■ The exercise: Could you transcribe every record below exactly as written, leaving out any pictures?

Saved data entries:
— Start —
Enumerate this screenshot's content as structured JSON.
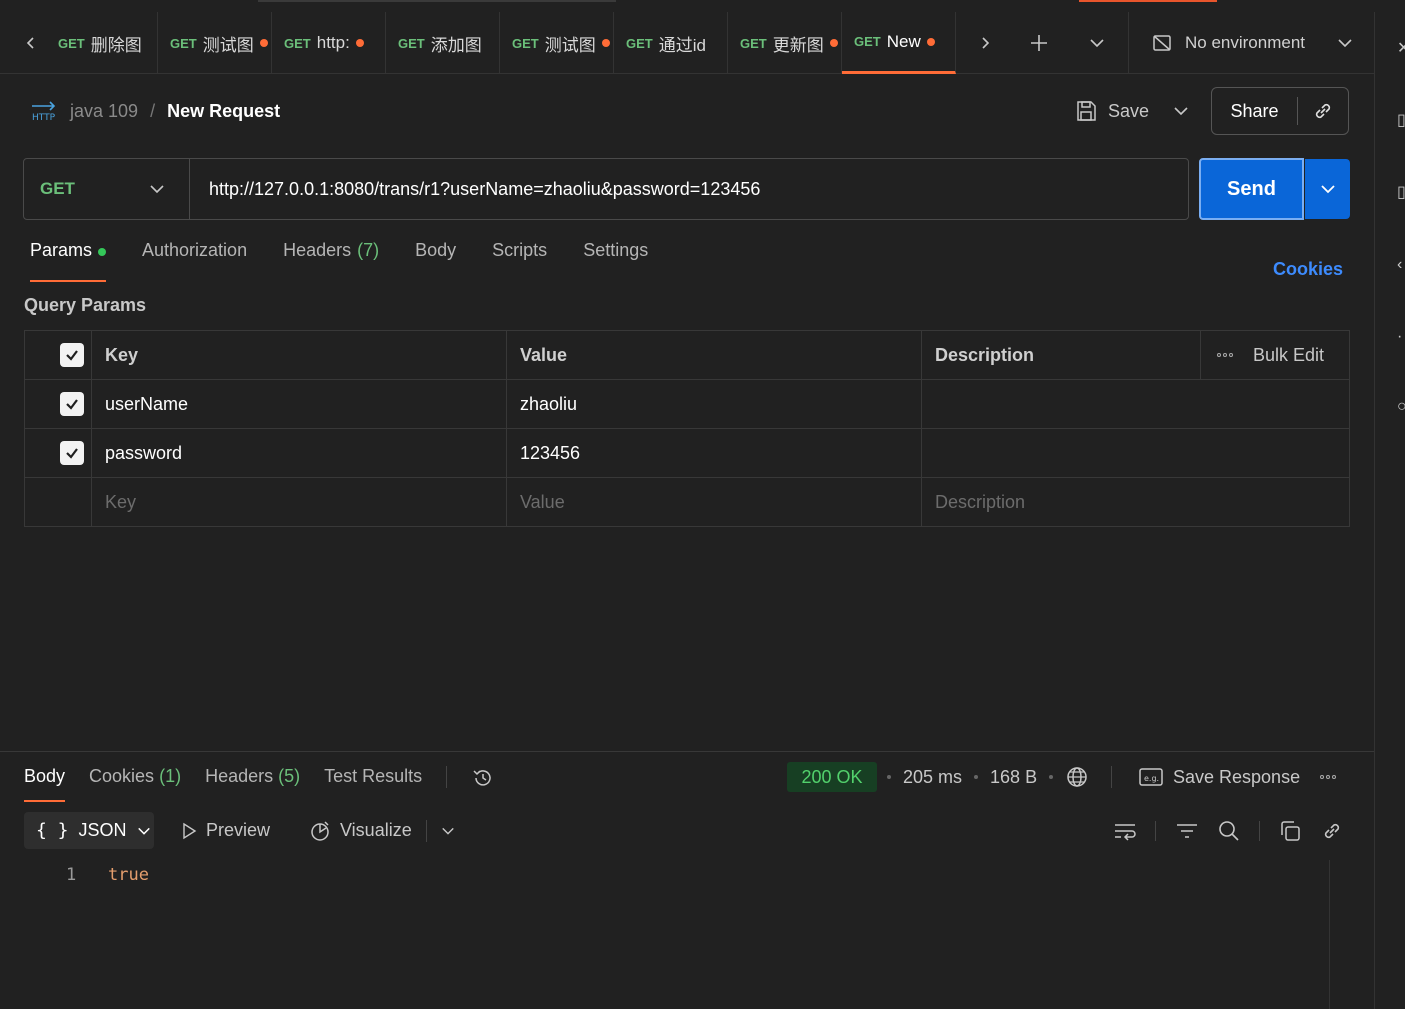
{
  "tabs": [
    {
      "method": "GET",
      "name": "删除图",
      "dirty": false
    },
    {
      "method": "GET",
      "name": "测试图",
      "dirty": true
    },
    {
      "method": "GET",
      "name": "http:",
      "dirty": true
    },
    {
      "method": "GET",
      "name": "添加图",
      "dirty": false
    },
    {
      "method": "GET",
      "name": "测试图",
      "dirty": true
    },
    {
      "method": "GET",
      "name": "通过id",
      "dirty": false
    },
    {
      "method": "GET",
      "name": "更新图",
      "dirty": true
    },
    {
      "method": "GET",
      "name": "New",
      "dirty": true,
      "active": true
    }
  ],
  "environment": "No environment",
  "breadcrumb": {
    "collection": "java 109",
    "separator": "/",
    "request": "New Request"
  },
  "header_actions": {
    "save": "Save",
    "share": "Share"
  },
  "request": {
    "method": "GET",
    "url": "http://127.0.0.1:8080/trans/r1?userName=zhaoliu&password=123456",
    "send": "Send"
  },
  "request_tabs": {
    "params": "Params",
    "authorization": "Authorization",
    "headers": "Headers",
    "headers_count": "(7)",
    "body": "Body",
    "scripts": "Scripts",
    "settings": "Settings"
  },
  "cookies_link": "Cookies",
  "query_params": {
    "title": "Query Params",
    "headers": {
      "key": "Key",
      "value": "Value",
      "description": "Description",
      "bulk_edit": "Bulk Edit"
    },
    "rows": [
      {
        "key": "userName",
        "value": "zhaoliu",
        "description": ""
      },
      {
        "key": "password",
        "value": "123456",
        "description": ""
      }
    ],
    "placeholders": {
      "key": "Key",
      "value": "Value",
      "description": "Description"
    }
  },
  "response_tabs": {
    "body": "Body",
    "cookies": "Cookies",
    "cookies_count": "(1)",
    "headers": "Headers",
    "headers_count": "(5)",
    "test_results": "Test Results"
  },
  "response_meta": {
    "status": "200 OK",
    "time": "205 ms",
    "size": "168 B",
    "save_response": "Save Response"
  },
  "response_view": {
    "format_brace": "{ }",
    "format": "JSON",
    "preview": "Preview",
    "visualize": "Visualize"
  },
  "response_body": {
    "line_number": "1",
    "content": "true"
  },
  "colors": {
    "accent": "#ff6c37",
    "send": "#0a66d8",
    "method_get": "#6bbf7a",
    "status_ok": "#52d16c",
    "link": "#3d8bfd"
  }
}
— End —
■ Final result:
Enumerate this screenshot's content as structured JSON.
{
  "tabs": [
    {
      "method": "GET",
      "name": "删除图",
      "dirty": false
    },
    {
      "method": "GET",
      "name": "测试图",
      "dirty": true
    },
    {
      "method": "GET",
      "name": "http:",
      "dirty": true
    },
    {
      "method": "GET",
      "name": "添加图",
      "dirty": false
    },
    {
      "method": "GET",
      "name": "测试图",
      "dirty": true
    },
    {
      "method": "GET",
      "name": "通过id",
      "dirty": false
    },
    {
      "method": "GET",
      "name": "更新图",
      "dirty": true
    },
    {
      "method": "GET",
      "name": "New",
      "dirty": true,
      "active": true
    }
  ],
  "environment": "No environment",
  "breadcrumb": {
    "collection": "java 109",
    "separator": "/",
    "request": "New Request"
  },
  "header_actions": {
    "save": "Save",
    "share": "Share"
  },
  "request": {
    "method": "GET",
    "url": "http://127.0.0.1:8080/trans/r1?userName=zhaoliu&password=123456",
    "send": "Send"
  },
  "request_tabs": {
    "params": "Params",
    "authorization": "Authorization",
    "headers": "Headers",
    "headers_count": "(7)",
    "body": "Body",
    "scripts": "Scripts",
    "settings": "Settings"
  },
  "cookies_link": "Cookies",
  "query_params": {
    "title": "Query Params",
    "headers": {
      "key": "Key",
      "value": "Value",
      "description": "Description",
      "bulk_edit": "Bulk Edit"
    },
    "rows": [
      {
        "key": "userName",
        "value": "zhaoliu",
        "description": ""
      },
      {
        "key": "password",
        "value": "123456",
        "description": ""
      }
    ],
    "placeholders": {
      "key": "Key",
      "value": "Value",
      "description": "Description"
    }
  },
  "response_tabs": {
    "body": "Body",
    "cookies": "Cookies",
    "cookies_count": "(1)",
    "headers": "Headers",
    "headers_count": "(5)",
    "test_results": "Test Results"
  },
  "response_meta": {
    "status": "200 OK",
    "time": "205 ms",
    "size": "168 B",
    "save_response": "Save Response"
  },
  "response_view": {
    "format_brace": "{ }",
    "format": "JSON",
    "preview": "Preview",
    "visualize": "Visualize"
  },
  "response_body": {
    "line_number": "1",
    "content": "true"
  },
  "colors": {
    "accent": "#ff6c37",
    "send": "#0a66d8",
    "method_get": "#6bbf7a",
    "status_ok": "#52d16c",
    "link": "#3d8bfd"
  }
}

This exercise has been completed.